Without the pictures, write out all the lines below exactly as they appear.

====

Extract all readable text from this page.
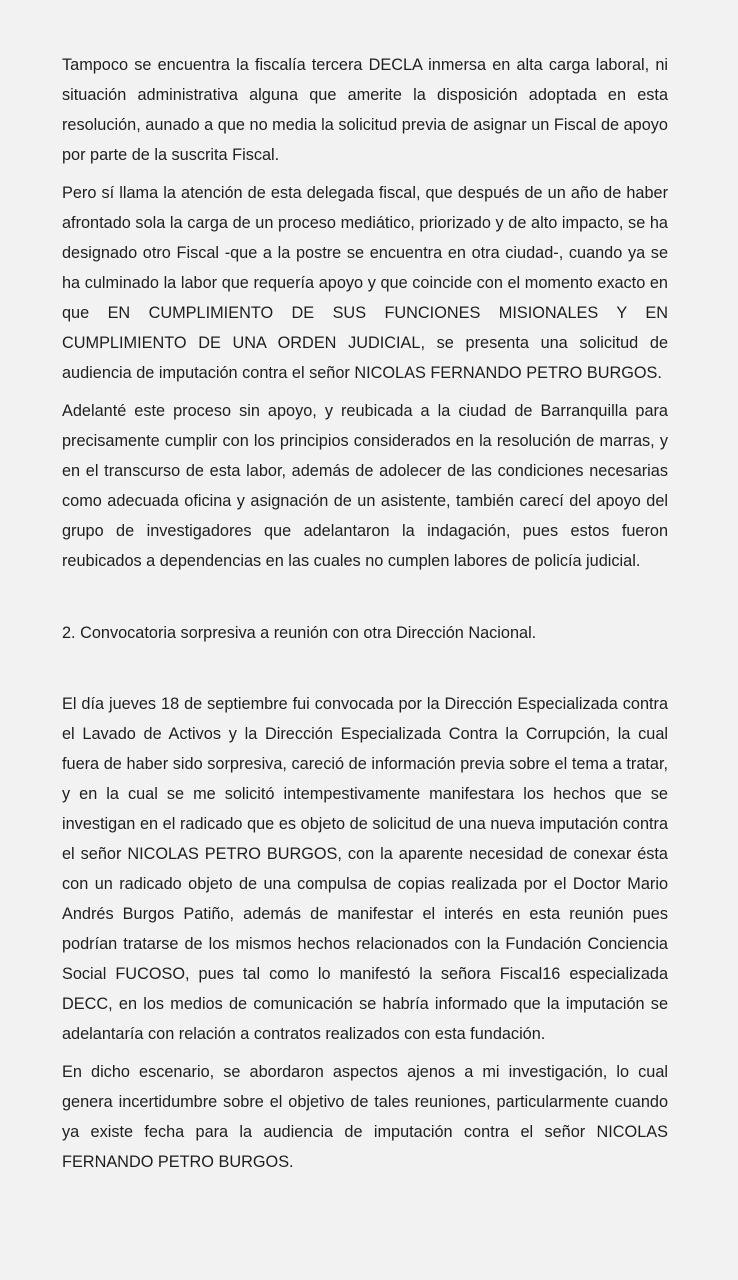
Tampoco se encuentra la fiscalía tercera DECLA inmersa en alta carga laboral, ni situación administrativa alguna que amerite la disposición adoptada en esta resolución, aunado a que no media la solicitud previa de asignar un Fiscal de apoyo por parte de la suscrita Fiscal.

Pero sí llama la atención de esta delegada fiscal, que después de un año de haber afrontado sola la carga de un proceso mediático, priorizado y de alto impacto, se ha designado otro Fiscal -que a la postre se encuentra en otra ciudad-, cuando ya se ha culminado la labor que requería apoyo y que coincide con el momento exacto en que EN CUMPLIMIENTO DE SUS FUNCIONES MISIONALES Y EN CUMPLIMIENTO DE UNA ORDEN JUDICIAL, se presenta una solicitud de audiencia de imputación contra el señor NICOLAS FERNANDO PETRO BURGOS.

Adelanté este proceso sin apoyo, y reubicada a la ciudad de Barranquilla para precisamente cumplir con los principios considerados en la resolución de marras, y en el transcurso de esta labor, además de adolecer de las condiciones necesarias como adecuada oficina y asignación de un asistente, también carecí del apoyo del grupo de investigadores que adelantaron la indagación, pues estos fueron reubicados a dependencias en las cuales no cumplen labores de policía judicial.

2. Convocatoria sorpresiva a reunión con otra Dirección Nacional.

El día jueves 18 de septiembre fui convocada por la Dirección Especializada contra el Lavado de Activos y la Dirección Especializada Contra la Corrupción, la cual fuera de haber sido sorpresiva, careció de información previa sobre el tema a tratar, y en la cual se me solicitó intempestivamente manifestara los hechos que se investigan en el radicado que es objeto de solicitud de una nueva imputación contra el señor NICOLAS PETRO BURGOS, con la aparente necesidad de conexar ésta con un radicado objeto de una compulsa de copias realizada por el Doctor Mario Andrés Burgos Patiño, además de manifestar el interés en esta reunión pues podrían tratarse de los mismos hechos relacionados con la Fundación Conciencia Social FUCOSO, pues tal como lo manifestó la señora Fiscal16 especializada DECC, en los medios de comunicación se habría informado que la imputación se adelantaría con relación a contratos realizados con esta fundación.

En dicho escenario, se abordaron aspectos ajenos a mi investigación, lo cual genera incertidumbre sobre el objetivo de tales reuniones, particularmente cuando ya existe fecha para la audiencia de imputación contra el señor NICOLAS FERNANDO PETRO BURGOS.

====

# [THE RESULT]
Extract all readable text from this page.
Tampoco se encuentra la fiscalía tercera DECLA inmersa en alta carga laboral, ni situación administrativa alguna que amerite la disposición adoptada en esta resolución, aunado a que no media la solicitud previa de asignar un Fiscal de apoyo por parte de la suscrita Fiscal.

Pero sí llama la atención de esta delegada fiscal, que después de un año de haber afrontado sola la carga de un proceso mediático, priorizado y de alto impacto, se ha designado otro Fiscal -que a la postre se encuentra en otra ciudad-, cuando ya se ha culminado la labor que requería apoyo y que coincide con el momento exacto en que EN CUMPLIMIENTO DE SUS FUNCIONES MISIONALES Y EN CUMPLIMIENTO DE UNA ORDEN JUDICIAL, se presenta una solicitud de audiencia de imputación contra el señor NICOLAS FERNANDO PETRO BURGOS.

Adelanté este proceso sin apoyo, y reubicada a la ciudad de Barranquilla para precisamente cumplir con los principios considerados en la resolución de marras, y en el transcurso de esta labor, además de adolecer de las condiciones necesarias como adecuada oficina y asignación de un asistente, también carecí del apoyo del grupo de investigadores que adelantaron la indagación, pues estos fueron reubicados a dependencias en las cuales no cumplen labores de policía judicial.

2. Convocatoria sorpresiva a reunión con otra Dirección Nacional.

El día jueves 18 de septiembre fui convocada por la Dirección Especializada contra el Lavado de Activos y la Dirección Especializada Contra la Corrupción, la cual fuera de haber sido sorpresiva, careció de información previa sobre el tema a tratar, y en la cual se me solicitó intempestivamente manifestara los hechos que se investigan en el radicado que es objeto de solicitud de una nueva imputación contra el señor NICOLAS PETRO BURGOS, con la aparente necesidad de conexar ésta con un radicado objeto de una compulsa de copias realizada por el Doctor Mario Andrés Burgos Patiño, además de manifestar el interés en esta reunión pues podrían tratarse de los mismos hechos relacionados con la Fundación Conciencia Social FUCOSO, pues tal como lo manifestó la señora Fiscal16 especializada DECC, en los medios de comunicación se habría informado que la imputación se adelantaría con relación a contratos realizados con esta fundación.

En dicho escenario, se abordaron aspectos ajenos a mi investigación, lo cual genera incertidumbre sobre el objetivo de tales reuniones, particularmente cuando ya existe fecha para la audiencia de imputación contra el señor NICOLAS FERNANDO PETRO BURGOS.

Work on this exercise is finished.